Copy each line of the data below with the word "icon".

(Stored data entries)

※ ※ ※

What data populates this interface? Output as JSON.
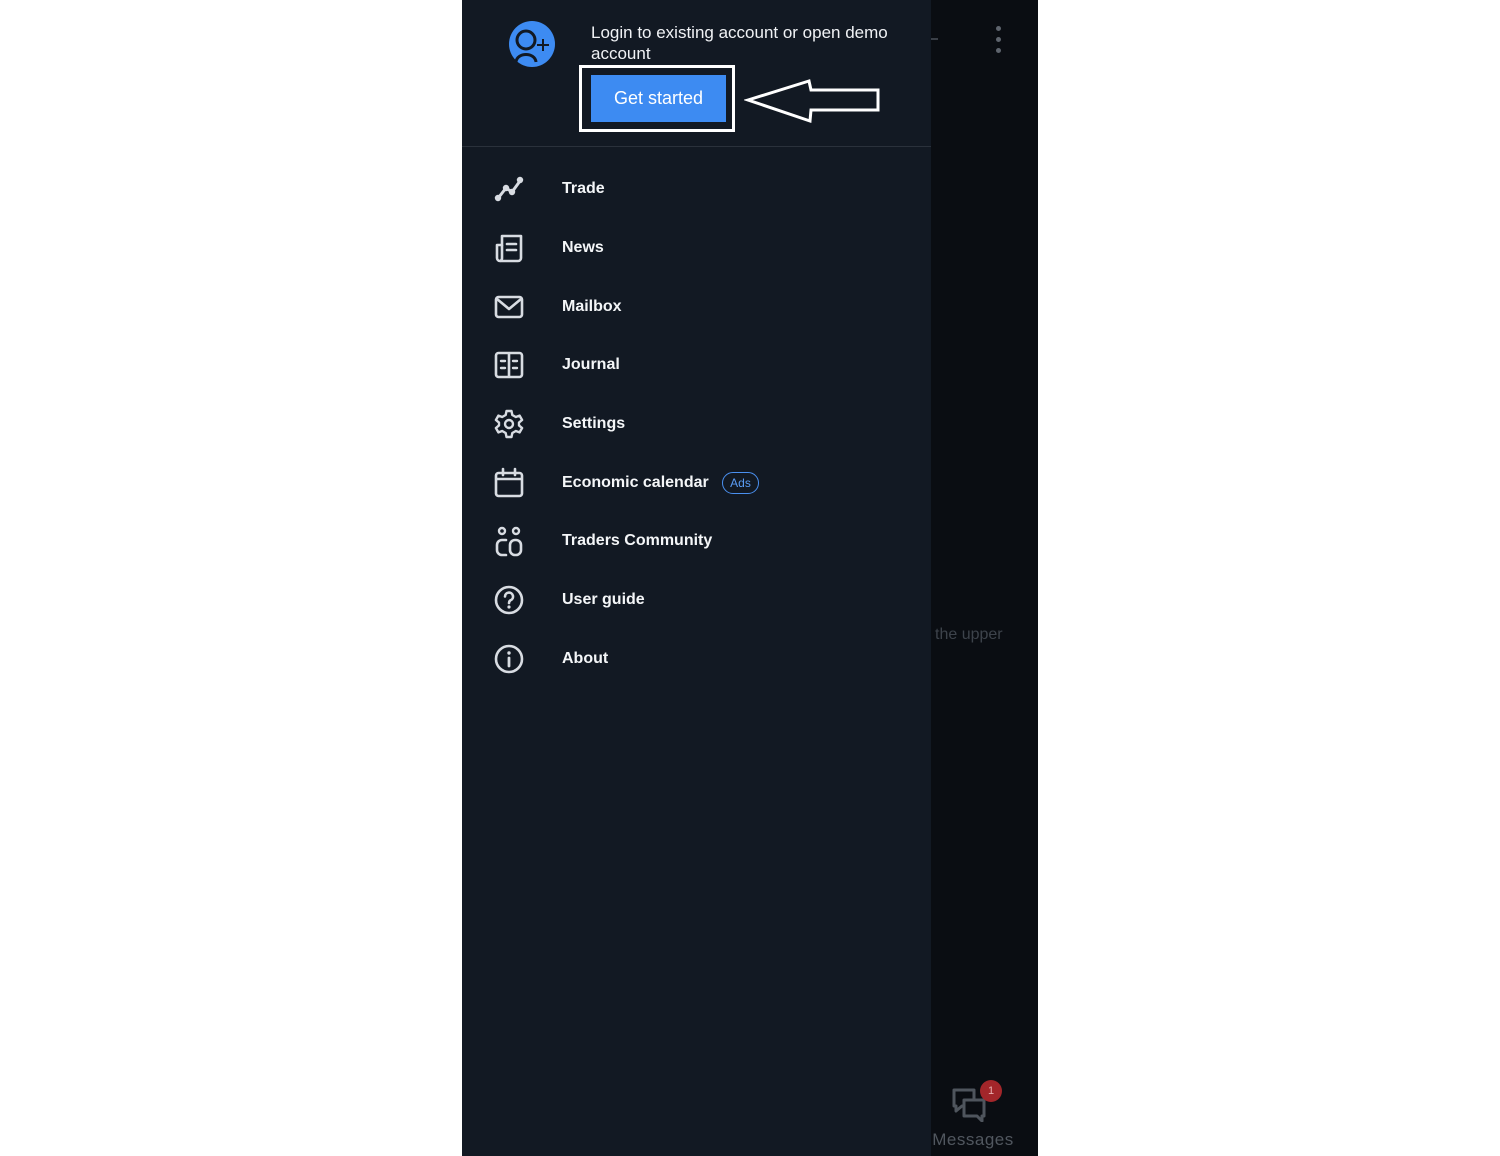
{
  "background": {
    "hint_text": "the upper",
    "messages_label": "Messages",
    "messages_badge": "1"
  },
  "header": {
    "login_text": "Login to existing account or open demo account",
    "get_started_label": "Get started"
  },
  "menu": {
    "items": [
      {
        "label": "Trade",
        "icon": "trade-chart-icon"
      },
      {
        "label": "News",
        "icon": "newspaper-icon"
      },
      {
        "label": "Mailbox",
        "icon": "envelope-icon"
      },
      {
        "label": "Journal",
        "icon": "journal-book-icon"
      },
      {
        "label": "Settings",
        "icon": "gear-icon"
      },
      {
        "label": "Economic calendar",
        "icon": "calendar-icon",
        "badge": "Ads"
      },
      {
        "label": "Traders Community",
        "icon": "community-icon"
      },
      {
        "label": "User guide",
        "icon": "help-circle-icon"
      },
      {
        "label": "About",
        "icon": "info-circle-icon"
      }
    ]
  },
  "colors": {
    "drawer_bg": "#121923",
    "accent": "#3d8bf2",
    "text": "#f4f6f8"
  }
}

※ ※ ※

■ **Result below**:
        "icon": "trade-chart-icon"
        "icon": "newspaper-icon"
        "icon": "envelope-icon"
        "icon": "journal-book-icon"
        "icon": "gear-icon"
        "icon": "calendar-icon",
        "icon": "community-icon"
        "icon": "help-circle-icon"
        "icon": "info-circle-icon"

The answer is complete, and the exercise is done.